SELECTED PASSAGE:
There is a limit to the usefulness of this lazy memory because the Q-values associated with the situation-action pairs only apply for a particular behavior. With the desire of reducing as much as possible the learning time and also of preserving the usefulness of the lazy memory, we modified the algorithm in the following way: the situation matcher always proposes a nearest situations set and there is no random selection of actions by the action comparator. Also, the Q-values are not stored with the situation-action pairs, but are computed dynamically as the need arises.
In a lazy Q-learning experiment, the exploration phase is only done once, stored and used later by all future experiments. Therefore, an experiment only requires a test phase: a measure of the performance of the learning. The learning phase corresponds to the probing of the memory and involves lots of computations. However, the computation time requirements are negligible compared to the robot mechanical time requirements: an experiment with lazy learning and a group of robots can be shorter (effective time) than an experiment involving just one robot and eager learning.
3. The CMOMMT Application
We choose to illustrate our work with the cooperative multi-robot observation of multiple moving targets (or CMOMMT for short) problem (Parker L. E. & Touzet C., 2000) (Parker L. E. et al., 2002). In a bounded arena (Fig. 2), a team of robots with 360° field of view of limited range has to maximize the observation time of a set of targets moving randomly (5% probability of change of direction, maximum speed less than the maximum robot speed).

Bounded arena, with 4 robots moving randomly (circle). The radius of the arena is 5, the radius of the sensory perception range of the robots is 1. There are 9 targets (square), also randomly moving. The dotted lines indicate the paths followed by the robots and the targets. The targets have different speeds: the closer the dots, the lower the speed.
We say that a robot is monitoring a target when the target is within the robot's sensory field of view. The objective is to maximize the collective time during which targets are being monitored by at least one robot. The radius of the sensory robot range is less than the size of the arena, implying that robots have to move to maintain observational contact.
Each robot situation is a vector of two times 16 components. The dimensionality of the search space is thus 32. The first 16 components code the position and orientation of the targets. It simulates a ring of 16 sensors uniformly distributed around the robot body. Each sensor measures the distance to the nearest target. The sensor position around the body gives the orientation. The second ring of 16 components codes in the same manner the position and orientation of neighbor robots. The maximum range allowing a target or a robot to be seen is 1/10 of the diameter of the arena.
The robot actions are rotation and forward move distance.

STATED GOAL:
According to the passage on lazy Q-learning, how many components make up each robot situation vector?

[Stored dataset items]

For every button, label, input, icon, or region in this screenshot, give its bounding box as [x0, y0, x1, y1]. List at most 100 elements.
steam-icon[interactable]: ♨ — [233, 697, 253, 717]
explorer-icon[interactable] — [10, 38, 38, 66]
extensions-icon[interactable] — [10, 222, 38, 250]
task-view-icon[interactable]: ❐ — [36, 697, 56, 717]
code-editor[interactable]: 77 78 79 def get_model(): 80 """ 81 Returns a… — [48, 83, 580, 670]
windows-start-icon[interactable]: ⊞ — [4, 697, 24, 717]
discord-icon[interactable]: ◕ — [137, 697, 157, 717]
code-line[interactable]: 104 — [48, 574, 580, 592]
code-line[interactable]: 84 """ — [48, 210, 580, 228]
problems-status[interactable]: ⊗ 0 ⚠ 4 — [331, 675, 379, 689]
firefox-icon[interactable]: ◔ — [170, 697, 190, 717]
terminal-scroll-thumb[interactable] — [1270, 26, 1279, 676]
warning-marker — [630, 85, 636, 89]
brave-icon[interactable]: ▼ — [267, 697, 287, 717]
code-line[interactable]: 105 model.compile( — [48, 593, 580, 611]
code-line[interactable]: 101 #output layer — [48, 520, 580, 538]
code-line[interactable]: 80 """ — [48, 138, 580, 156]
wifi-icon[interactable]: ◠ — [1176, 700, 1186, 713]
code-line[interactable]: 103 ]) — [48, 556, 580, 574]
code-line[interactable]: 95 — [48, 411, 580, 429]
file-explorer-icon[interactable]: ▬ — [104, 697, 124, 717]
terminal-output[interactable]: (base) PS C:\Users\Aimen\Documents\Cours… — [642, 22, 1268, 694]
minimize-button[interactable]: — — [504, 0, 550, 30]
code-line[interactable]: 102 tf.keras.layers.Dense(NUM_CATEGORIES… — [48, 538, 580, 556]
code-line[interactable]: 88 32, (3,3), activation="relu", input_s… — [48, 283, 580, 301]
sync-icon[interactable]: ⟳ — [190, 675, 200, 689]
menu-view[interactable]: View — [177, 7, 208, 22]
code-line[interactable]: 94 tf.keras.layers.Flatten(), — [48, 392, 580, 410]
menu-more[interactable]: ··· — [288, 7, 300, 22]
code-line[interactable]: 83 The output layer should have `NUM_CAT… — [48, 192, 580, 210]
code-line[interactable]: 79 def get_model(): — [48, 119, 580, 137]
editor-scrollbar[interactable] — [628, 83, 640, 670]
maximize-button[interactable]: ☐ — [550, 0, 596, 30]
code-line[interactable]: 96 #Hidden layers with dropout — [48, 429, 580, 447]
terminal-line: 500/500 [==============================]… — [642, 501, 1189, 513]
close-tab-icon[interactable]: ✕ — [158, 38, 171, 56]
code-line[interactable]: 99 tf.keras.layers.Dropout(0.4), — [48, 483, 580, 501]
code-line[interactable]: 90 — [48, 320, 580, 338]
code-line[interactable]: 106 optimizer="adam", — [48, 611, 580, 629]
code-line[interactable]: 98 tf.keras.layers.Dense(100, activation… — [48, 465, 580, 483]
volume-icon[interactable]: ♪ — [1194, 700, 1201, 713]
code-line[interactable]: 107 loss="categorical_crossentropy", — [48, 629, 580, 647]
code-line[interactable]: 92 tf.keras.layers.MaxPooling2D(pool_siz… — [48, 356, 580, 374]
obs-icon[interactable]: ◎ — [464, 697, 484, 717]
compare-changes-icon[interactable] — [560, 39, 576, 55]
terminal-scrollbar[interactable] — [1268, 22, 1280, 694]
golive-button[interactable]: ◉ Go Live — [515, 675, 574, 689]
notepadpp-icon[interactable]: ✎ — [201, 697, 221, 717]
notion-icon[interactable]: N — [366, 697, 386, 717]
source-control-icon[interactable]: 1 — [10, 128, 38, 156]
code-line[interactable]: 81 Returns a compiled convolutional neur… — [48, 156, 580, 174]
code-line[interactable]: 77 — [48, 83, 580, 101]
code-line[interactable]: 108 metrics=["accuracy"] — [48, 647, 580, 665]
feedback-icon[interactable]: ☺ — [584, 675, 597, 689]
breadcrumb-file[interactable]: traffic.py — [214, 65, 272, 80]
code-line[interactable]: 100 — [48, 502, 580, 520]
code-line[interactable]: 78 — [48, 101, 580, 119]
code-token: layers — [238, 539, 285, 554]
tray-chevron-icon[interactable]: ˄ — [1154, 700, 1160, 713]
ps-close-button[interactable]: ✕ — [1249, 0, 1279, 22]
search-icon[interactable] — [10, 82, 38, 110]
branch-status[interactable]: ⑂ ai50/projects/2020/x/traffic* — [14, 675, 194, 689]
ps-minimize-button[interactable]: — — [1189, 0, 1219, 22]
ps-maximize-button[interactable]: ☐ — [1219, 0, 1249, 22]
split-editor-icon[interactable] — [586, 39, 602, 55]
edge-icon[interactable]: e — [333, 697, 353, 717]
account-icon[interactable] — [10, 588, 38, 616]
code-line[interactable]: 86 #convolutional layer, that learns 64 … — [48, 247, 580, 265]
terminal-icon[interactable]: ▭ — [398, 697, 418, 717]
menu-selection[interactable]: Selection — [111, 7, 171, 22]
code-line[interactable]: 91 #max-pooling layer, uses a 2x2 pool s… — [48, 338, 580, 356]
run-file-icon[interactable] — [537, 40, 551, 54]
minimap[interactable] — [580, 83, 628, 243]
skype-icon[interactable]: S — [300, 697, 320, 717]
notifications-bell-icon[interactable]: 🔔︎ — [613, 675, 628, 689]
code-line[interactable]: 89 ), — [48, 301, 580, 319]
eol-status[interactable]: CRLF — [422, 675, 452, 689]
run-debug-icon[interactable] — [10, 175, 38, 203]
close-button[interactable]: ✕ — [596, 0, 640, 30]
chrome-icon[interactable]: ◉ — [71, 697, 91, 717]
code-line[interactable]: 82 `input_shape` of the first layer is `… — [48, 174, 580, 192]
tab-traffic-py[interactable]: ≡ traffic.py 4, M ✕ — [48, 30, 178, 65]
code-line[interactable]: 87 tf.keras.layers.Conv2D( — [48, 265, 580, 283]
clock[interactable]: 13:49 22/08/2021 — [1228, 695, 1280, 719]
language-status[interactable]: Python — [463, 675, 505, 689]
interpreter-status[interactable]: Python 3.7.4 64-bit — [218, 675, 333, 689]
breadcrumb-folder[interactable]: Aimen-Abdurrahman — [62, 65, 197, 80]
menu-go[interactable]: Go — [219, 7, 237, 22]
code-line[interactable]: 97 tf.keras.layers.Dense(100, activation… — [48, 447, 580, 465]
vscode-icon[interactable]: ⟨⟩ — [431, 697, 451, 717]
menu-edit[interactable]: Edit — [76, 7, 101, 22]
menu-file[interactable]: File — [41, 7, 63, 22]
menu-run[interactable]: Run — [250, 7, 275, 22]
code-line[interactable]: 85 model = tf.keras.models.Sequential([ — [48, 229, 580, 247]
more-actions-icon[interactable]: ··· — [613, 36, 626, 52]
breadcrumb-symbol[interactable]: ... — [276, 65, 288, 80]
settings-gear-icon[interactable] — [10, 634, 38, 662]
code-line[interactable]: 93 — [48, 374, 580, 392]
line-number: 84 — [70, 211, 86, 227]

RESULT FOR THIS EXERCISE:
Each robot situation vector has 32 components (two times 16).